start Task input

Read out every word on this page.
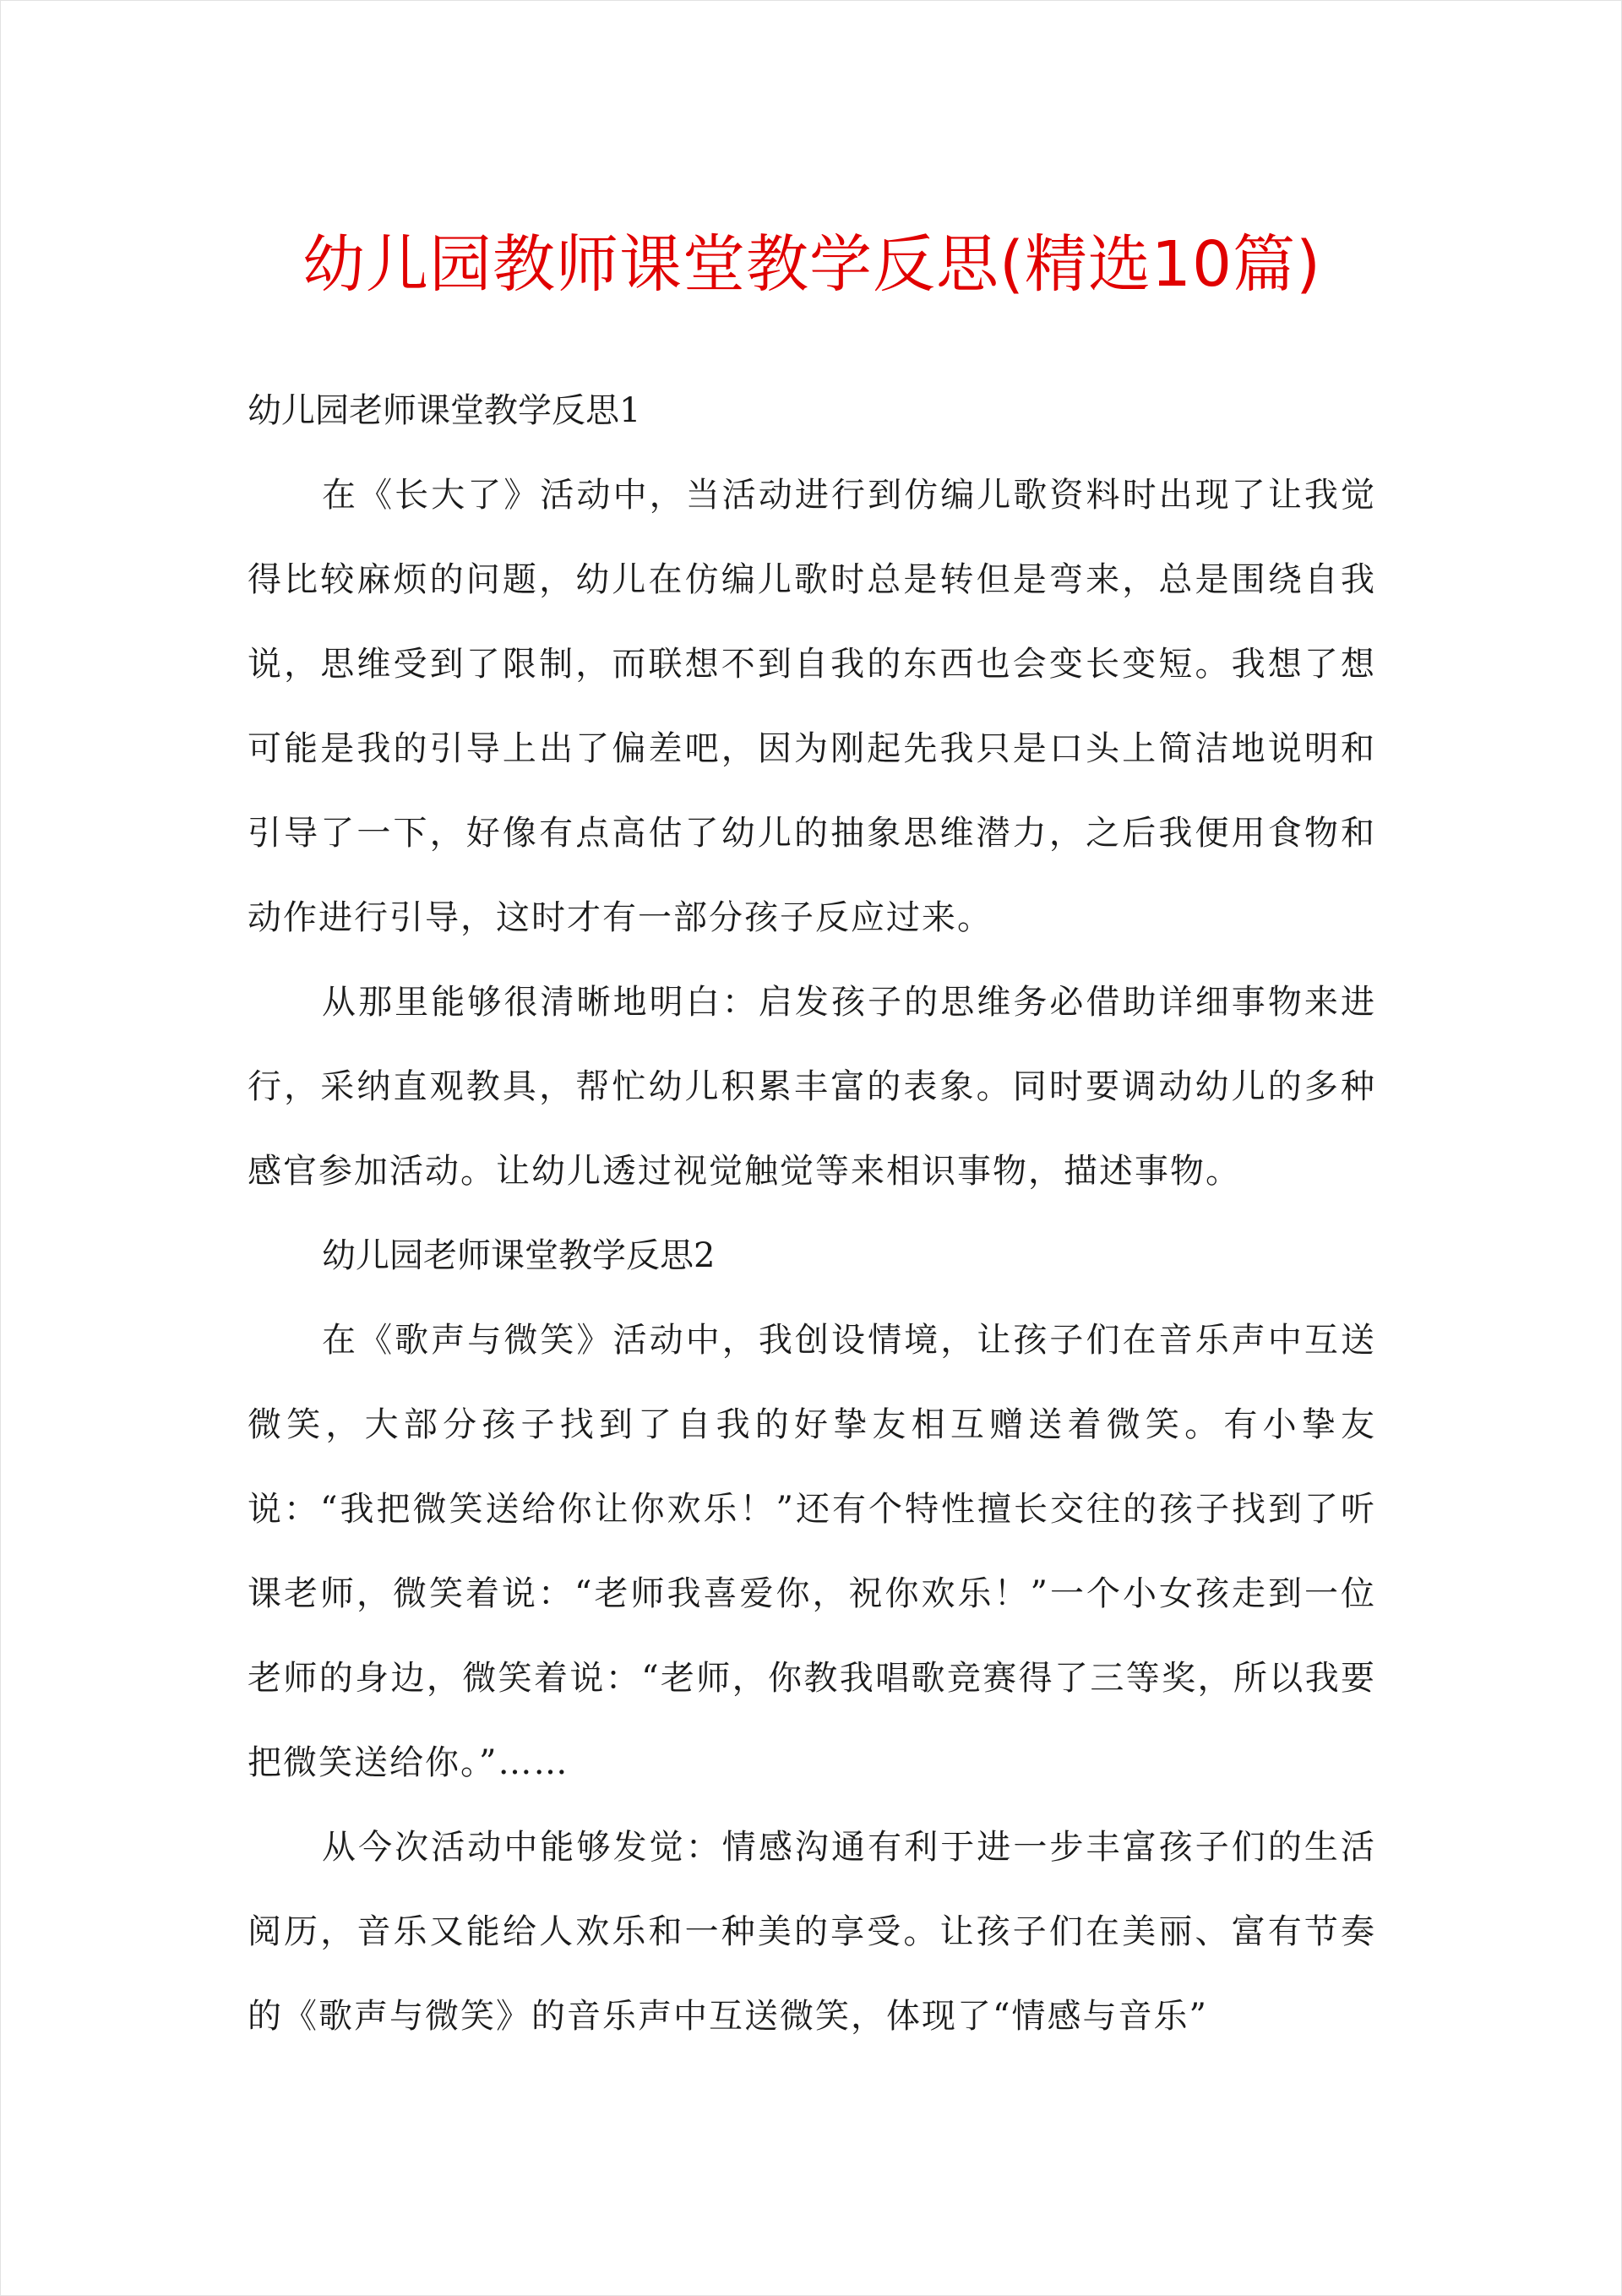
幼儿园教师课堂教学反思(精选10篇)
幼儿园老师课堂教学反思1

在《长大了》活动中，当活动进行到仿编儿歌资料时出现了让我觉得比较麻烦的问题，幼儿在仿编儿歌时总是转但是弯来，总是围绕自我说，思维受到了限制，而联想不到自我的东西也会变长变短。我想了想可能是我的引导上出了偏差吧，因为刚起先我只是口头上简洁地说明和引导了一下，好像有点高估了幼儿的抽象思维潜力，之后我便用食物和动作进行引导，这时才有一部分孩子反应过来。

从那里能够很清晰地明白：启发孩子的思维务必借助详细事物来进行，采纳直观教具，帮忙幼儿积累丰富的表象。同时要调动幼儿的多种感官参加活动。让幼儿透过视觉触觉等来相识事物，描述事物。

幼儿园老师课堂教学反思2

在《歌声与微笑》活动中，我创设情境，让孩子们在音乐声中互送微笑，大部分孩子找到了自我的好挚友相互赠送着微笑。有小挚友说：“我把微笑送给你让你欢乐！”还有个特性擅长交往的孩子找到了听课老师，微笑着说：“老师我喜爱你，祝你欢乐！”一个小女孩走到一位老师的身边，微笑着说：“老师，你教我唱歌竞赛得了三等奖，所以我要把微笑送给你。”……

从今次活动中能够发觉：情感沟通有利于进一步丰富孩子们的生活阅历，音乐又能给人欢乐和一种美的享受。让孩子们在美丽、富有节奏的《歌声与微笑》的音乐声中互送微笑，体现了“情感与音乐”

end Task input

What is needed: Without the pictures, restate all of the entries above verbatim.

Answer to the task:
Read out every word on this page.
幼儿园教师课堂教学反思(精选10篇)
幼儿园老师课堂教学反思1

在《长大了》活动中，当活动进行到仿编儿歌资料时出现了让我觉得比较麻烦的问题，幼儿在仿编儿歌时总是转但是弯来，总是围绕自我说，思维受到了限制，而联想不到自我的东西也会变长变短。我想了想可能是我的引导上出了偏差吧，因为刚起先我只是口头上简洁地说明和引导了一下，好像有点高估了幼儿的抽象思维潜力，之后我便用食物和动作进行引导，这时才有一部分孩子反应过来。

从那里能够很清晰地明白：启发孩子的思维务必借助详细事物来进行，采纳直观教具，帮忙幼儿积累丰富的表象。同时要调动幼儿的多种感官参加活动。让幼儿透过视觉触觉等来相识事物，描述事物。

幼儿园老师课堂教学反思2

在《歌声与微笑》活动中，我创设情境，让孩子们在音乐声中互送微笑，大部分孩子找到了自我的好挚友相互赠送着微笑。有小挚友说：“我把微笑送给你让你欢乐！”还有个特性擅长交往的孩子找到了听课老师，微笑着说：“老师我喜爱你，祝你欢乐！”一个小女孩走到一位老师的身边，微笑着说：“老师，你教我唱歌竞赛得了三等奖，所以我要把微笑送给你。”……

从今次活动中能够发觉：情感沟通有利于进一步丰富孩子们的生活阅历，音乐又能给人欢乐和一种美的享受。让孩子们在美丽、富有节奏的《歌声与微笑》的音乐声中互送微笑，体现了“情感与音乐”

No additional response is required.